■ **What this task involves**:
Without the pictures, repeat the listing character for character.

■ **Data provided**:
-- start --
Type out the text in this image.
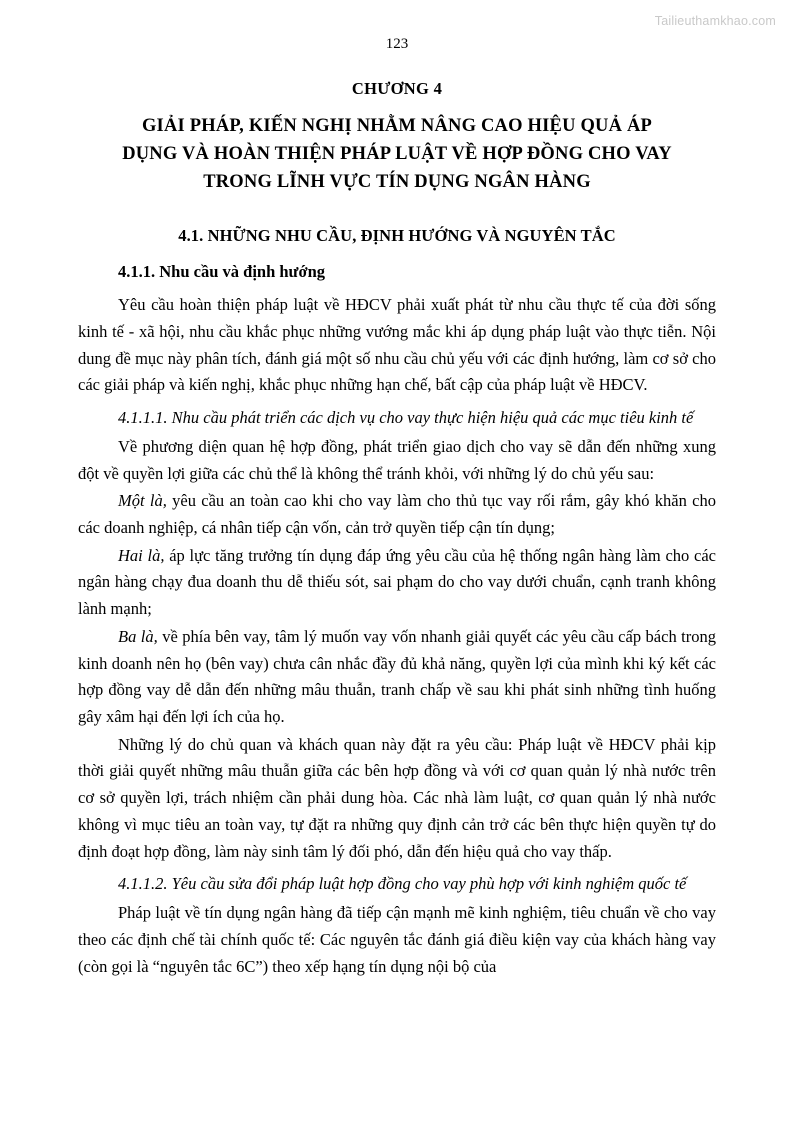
Tailieuthamkhao.com
123
CHƯƠNG 4
GIẢI PHÁP, KIẾN NGHỊ NHẰM NÂNG CAO HIỆU QUẢ ÁP
DỤNG VÀ HOÀN THIỆN PHÁP LUẬT VỀ HỢP ĐỒNG CHO VAY
TRONG LĨNH VỰC TÍN DỤNG NGÂN HÀNG
4.1. NHỮNG NHU CẦU, ĐỊNH HƯỚNG VÀ NGUYÊN TẮC
4.1.1. Nhu cầu và định hướng

Yêu cầu hoàn thiện pháp luật về HĐCV phải xuất phát từ nhu cầu thực tế của đời sống kinh tế - xã hội, nhu cầu khắc phục những vướng mắc khi áp dụng pháp luật vào thực tiễn. Nội dung đề mục này phân tích, đánh giá một số nhu cầu chủ yếu với các định hướng, làm cơ sở cho các giải pháp và kiến nghị, khắc phục những hạn chế, bất cập của pháp luật về HĐCV.

4.1.1.1. Nhu cầu phát triển các dịch vụ cho vay thực hiện hiệu quả các mục tiêu kinh tế

Về phương diện quan hệ hợp đồng, phát triển giao dịch cho vay sẽ dẫn đến những xung đột về quyền lợi giữa các chủ thể là không thể tránh khỏi, với những lý do chủ yếu sau:

Một là, yêu cầu an toàn cao khi cho vay làm cho thủ tục vay rối rắm, gây khó khăn cho các doanh nghiệp, cá nhân tiếp cận vốn, cản trở quyền tiếp cận tín dụng;

Hai là, áp lực tăng trưởng tín dụng đáp ứng yêu cầu của hệ thống ngân hàng làm cho các ngân hàng chạy đua doanh thu dễ thiếu sót, sai phạm do cho vay dưới chuẩn, cạnh tranh không lành mạnh;

Ba là, về phía bên vay, tâm lý muốn vay vốn nhanh giải quyết các yêu cầu cấp bách trong kinh doanh nên họ (bên vay) chưa cân nhắc đầy đủ khả năng, quyền lợi của mình khi ký kết các hợp đồng vay dễ dẫn đến những mâu thuẫn, tranh chấp về sau khi phát sinh những tình huống gây xâm hại đến lợi ích của họ.

Những lý do chủ quan và khách quan này đặt ra yêu cầu: Pháp luật về HĐCV phải kịp thời giải quyết những mâu thuẫn giữa các bên hợp đồng và với cơ quan quản lý nhà nước trên cơ sở quyền lợi, trách nhiệm cần phải dung hòa. Các nhà làm luật, cơ quan quản lý nhà nước không vì mục tiêu an toàn vay, tự đặt ra những quy định cản trở các bên thực hiện quyền tự do định đoạt hợp đồng, làm này sinh tâm lý đối phó, dẫn đến hiệu quả cho vay thấp.

4.1.1.2. Yêu cầu sửa đổi pháp luật hợp đồng cho vay phù hợp với kinh nghiệm quốc tế

Pháp luật về tín dụng ngân hàng đã tiếp cận mạnh mẽ kinh nghiệm, tiêu chuẩn về cho vay theo các định chế tài chính quốc tế: Các nguyên tắc đánh giá điều kiện vay của khách hàng vay (còn gọi là “nguyên tắc 6C”) theo xếp hạng tín dụng nội bộ của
-- end --
■ **Completed exercise**:
Type out the text in this image.
Tailieuthamkhao.com
123
CHƯƠNG 4
GIẢI PHÁP, KIẾN NGHỊ NHẰM NÂNG CAO HIỆU QUẢ ÁP
DỤNG VÀ HOÀN THIỆN PHÁP LUẬT VỀ HỢP ĐỒNG CHO VAY
TRONG LĨNH VỰC TÍN DỤNG NGÂN HÀNG
4.1. NHỮNG NHU CẦU, ĐỊNH HƯỚNG VÀ NGUYÊN TẮC
4.1.1. Nhu cầu và định hướng

Yêu cầu hoàn thiện pháp luật về HĐCV phải xuất phát từ nhu cầu thực tế của đời sống kinh tế - xã hội, nhu cầu khắc phục những vướng mắc khi áp dụng pháp luật vào thực tiễn. Nội dung đề mục này phân tích, đánh giá một số nhu cầu chủ yếu với các định hướng, làm cơ sở cho các giải pháp và kiến nghị, khắc phục những hạn chế, bất cập của pháp luật về HĐCV.

4.1.1.1. Nhu cầu phát triển các dịch vụ cho vay thực hiện hiệu quả các mục tiêu kinh tế

Về phương diện quan hệ hợp đồng, phát triển giao dịch cho vay sẽ dẫn đến những xung đột về quyền lợi giữa các chủ thể là không thể tránh khỏi, với những lý do chủ yếu sau:

Một là, yêu cầu an toàn cao khi cho vay làm cho thủ tục vay rối rắm, gây khó khăn cho các doanh nghiệp, cá nhân tiếp cận vốn, cản trở quyền tiếp cận tín dụng;

Hai là, áp lực tăng trưởng tín dụng đáp ứng yêu cầu của hệ thống ngân hàng làm cho các ngân hàng chạy đua doanh thu dễ thiếu sót, sai phạm do cho vay dưới chuẩn, cạnh tranh không lành mạnh;

Ba là, về phía bên vay, tâm lý muốn vay vốn nhanh giải quyết các yêu cầu cấp bách trong kinh doanh nên họ (bên vay) chưa cân nhắc đầy đủ khả năng, quyền lợi của mình khi ký kết các hợp đồng vay dễ dẫn đến những mâu thuẫn, tranh chấp về sau khi phát sinh những tình huống gây xâm hại đến lợi ích của họ.

Những lý do chủ quan và khách quan này đặt ra yêu cầu: Pháp luật về HĐCV phải kịp thời giải quyết những mâu thuẫn giữa các bên hợp đồng và với cơ quan quản lý nhà nước trên cơ sở quyền lợi, trách nhiệm cần phải dung hòa. Các nhà làm luật, cơ quan quản lý nhà nước không vì mục tiêu an toàn vay, tự đặt ra những quy định cản trở các bên thực hiện quyền tự do định đoạt hợp đồng, làm này sinh tâm lý đối phó, dẫn đến hiệu quả cho vay thấp.

4.1.1.2. Yêu cầu sửa đổi pháp luật hợp đồng cho vay phù hợp với kinh nghiệm quốc tế

Pháp luật về tín dụng ngân hàng đã tiếp cận mạnh mẽ kinh nghiệm, tiêu chuẩn về cho vay theo các định chế tài chính quốc tế: Các nguyên tắc đánh giá điều kiện vay của khách hàng vay (còn gọi là “nguyên tắc 6C”) theo xếp hạng tín dụng nội bộ của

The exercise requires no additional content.